=== What is needed ===
Repeat the records word for word, starting from their first line and continuing up to and including the line that contains "bar [955, 501, 964, 707]".

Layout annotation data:
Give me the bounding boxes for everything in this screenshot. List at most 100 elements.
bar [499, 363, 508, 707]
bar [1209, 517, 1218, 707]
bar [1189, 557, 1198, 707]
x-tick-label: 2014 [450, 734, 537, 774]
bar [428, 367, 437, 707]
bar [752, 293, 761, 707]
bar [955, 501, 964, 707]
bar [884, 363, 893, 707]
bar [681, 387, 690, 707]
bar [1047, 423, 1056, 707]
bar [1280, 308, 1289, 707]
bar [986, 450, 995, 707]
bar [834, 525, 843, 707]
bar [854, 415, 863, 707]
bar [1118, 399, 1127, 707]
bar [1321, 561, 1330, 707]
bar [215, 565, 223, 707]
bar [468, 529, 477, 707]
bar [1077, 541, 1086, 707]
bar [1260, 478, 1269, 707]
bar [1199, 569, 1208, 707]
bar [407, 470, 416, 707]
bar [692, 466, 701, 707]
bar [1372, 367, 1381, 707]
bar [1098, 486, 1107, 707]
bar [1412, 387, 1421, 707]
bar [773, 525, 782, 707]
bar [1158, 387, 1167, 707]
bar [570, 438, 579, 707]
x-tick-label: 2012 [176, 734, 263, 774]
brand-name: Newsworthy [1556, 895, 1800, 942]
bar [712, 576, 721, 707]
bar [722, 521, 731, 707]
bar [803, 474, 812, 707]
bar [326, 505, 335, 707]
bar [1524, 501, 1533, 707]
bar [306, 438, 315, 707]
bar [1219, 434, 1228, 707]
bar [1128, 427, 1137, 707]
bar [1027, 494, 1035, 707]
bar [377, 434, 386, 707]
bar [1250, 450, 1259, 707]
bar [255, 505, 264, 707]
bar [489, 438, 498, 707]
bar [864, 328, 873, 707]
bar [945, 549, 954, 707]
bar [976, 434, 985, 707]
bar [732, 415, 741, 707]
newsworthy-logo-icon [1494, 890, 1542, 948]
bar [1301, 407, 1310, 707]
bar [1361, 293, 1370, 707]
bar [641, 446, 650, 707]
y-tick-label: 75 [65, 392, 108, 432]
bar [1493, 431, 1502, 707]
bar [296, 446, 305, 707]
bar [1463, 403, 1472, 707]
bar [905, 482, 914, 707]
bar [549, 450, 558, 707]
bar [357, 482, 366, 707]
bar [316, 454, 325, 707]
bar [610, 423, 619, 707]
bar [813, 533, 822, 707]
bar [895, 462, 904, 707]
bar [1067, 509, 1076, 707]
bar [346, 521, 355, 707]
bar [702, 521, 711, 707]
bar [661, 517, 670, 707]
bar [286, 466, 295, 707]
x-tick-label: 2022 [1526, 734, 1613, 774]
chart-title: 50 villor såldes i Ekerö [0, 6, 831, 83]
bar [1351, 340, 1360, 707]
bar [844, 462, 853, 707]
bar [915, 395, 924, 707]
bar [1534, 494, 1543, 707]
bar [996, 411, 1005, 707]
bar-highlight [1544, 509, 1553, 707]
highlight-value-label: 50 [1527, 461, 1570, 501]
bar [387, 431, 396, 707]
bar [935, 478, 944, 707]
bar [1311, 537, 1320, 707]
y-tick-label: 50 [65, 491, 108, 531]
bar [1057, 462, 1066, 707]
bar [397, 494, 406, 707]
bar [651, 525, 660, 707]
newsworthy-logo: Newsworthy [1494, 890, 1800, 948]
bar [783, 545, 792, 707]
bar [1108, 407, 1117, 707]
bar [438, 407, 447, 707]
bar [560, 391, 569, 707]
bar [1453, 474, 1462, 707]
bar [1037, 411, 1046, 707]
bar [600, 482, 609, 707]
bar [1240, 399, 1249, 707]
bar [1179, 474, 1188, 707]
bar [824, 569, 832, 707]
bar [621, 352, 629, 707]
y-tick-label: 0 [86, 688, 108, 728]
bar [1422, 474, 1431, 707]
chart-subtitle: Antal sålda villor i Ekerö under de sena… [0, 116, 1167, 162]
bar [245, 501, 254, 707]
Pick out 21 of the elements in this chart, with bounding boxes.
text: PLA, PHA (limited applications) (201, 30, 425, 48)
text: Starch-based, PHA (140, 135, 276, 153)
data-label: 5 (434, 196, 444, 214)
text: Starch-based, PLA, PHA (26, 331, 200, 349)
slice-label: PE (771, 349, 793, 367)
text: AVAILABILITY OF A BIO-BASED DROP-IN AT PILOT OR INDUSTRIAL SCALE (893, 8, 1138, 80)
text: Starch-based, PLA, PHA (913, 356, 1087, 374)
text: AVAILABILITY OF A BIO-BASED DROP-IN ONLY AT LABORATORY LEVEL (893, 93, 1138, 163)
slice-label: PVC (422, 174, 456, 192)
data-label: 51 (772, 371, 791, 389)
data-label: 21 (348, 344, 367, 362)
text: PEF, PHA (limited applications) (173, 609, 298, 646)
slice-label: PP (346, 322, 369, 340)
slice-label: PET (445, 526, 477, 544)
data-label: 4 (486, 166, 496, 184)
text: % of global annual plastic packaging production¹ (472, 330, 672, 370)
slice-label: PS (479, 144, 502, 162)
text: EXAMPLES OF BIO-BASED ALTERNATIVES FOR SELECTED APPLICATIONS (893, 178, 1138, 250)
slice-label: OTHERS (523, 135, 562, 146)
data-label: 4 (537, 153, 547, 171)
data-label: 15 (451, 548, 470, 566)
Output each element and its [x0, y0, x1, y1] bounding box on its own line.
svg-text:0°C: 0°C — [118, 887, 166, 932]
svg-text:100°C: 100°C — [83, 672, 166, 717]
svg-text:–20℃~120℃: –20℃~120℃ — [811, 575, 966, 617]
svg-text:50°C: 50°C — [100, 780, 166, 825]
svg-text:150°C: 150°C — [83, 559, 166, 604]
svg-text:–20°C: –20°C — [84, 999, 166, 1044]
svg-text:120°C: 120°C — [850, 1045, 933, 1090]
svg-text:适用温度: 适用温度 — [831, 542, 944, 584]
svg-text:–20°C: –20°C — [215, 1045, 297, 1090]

=== Result ===
Give me the bounding boxes for everything in this screenshot. List at most 100 elements.
bar [499, 363, 508, 707]
bar [1209, 517, 1218, 707]
bar [1189, 557, 1198, 707]
x-tick-label: 2014 [450, 734, 537, 774]
bar [428, 367, 437, 707]
bar [752, 293, 761, 707]
bar [955, 501, 964, 707]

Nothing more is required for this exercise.